▶ TASK PROMPT
Write out every line below that includes the word "services".

▶ RECORD SET
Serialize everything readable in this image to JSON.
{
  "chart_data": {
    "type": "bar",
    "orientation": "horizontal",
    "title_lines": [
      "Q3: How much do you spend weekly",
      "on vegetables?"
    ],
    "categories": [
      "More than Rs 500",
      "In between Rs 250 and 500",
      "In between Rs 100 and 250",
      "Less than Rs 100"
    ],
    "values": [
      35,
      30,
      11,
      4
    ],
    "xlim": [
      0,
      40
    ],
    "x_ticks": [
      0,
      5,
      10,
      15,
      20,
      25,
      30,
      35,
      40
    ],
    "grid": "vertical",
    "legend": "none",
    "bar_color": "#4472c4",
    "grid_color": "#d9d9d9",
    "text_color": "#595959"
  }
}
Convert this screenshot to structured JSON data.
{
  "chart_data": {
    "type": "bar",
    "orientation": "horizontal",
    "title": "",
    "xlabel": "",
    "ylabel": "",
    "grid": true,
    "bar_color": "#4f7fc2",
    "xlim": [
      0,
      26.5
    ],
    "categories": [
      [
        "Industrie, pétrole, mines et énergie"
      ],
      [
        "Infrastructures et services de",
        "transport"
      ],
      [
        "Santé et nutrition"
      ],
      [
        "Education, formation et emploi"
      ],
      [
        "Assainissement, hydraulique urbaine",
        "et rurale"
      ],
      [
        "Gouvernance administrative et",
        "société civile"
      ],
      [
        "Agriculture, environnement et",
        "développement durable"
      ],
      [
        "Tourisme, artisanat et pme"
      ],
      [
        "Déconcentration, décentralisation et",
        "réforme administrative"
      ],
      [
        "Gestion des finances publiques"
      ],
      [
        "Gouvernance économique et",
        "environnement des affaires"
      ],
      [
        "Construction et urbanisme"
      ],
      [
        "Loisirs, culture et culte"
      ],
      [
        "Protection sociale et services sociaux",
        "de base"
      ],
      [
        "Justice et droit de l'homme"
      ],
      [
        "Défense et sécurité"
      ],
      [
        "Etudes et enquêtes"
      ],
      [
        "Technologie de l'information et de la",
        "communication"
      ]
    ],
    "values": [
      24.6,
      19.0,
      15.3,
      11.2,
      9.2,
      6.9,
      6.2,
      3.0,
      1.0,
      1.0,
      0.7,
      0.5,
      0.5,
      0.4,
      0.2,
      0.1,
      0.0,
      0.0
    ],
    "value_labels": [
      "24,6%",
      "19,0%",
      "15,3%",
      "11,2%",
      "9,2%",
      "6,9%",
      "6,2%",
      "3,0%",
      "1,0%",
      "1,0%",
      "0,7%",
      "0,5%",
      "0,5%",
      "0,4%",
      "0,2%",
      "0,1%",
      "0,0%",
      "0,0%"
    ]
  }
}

▶ EXERCISE RESPONSE
        "Infrastructures et services de",
        "Protection sociale et services sociaux",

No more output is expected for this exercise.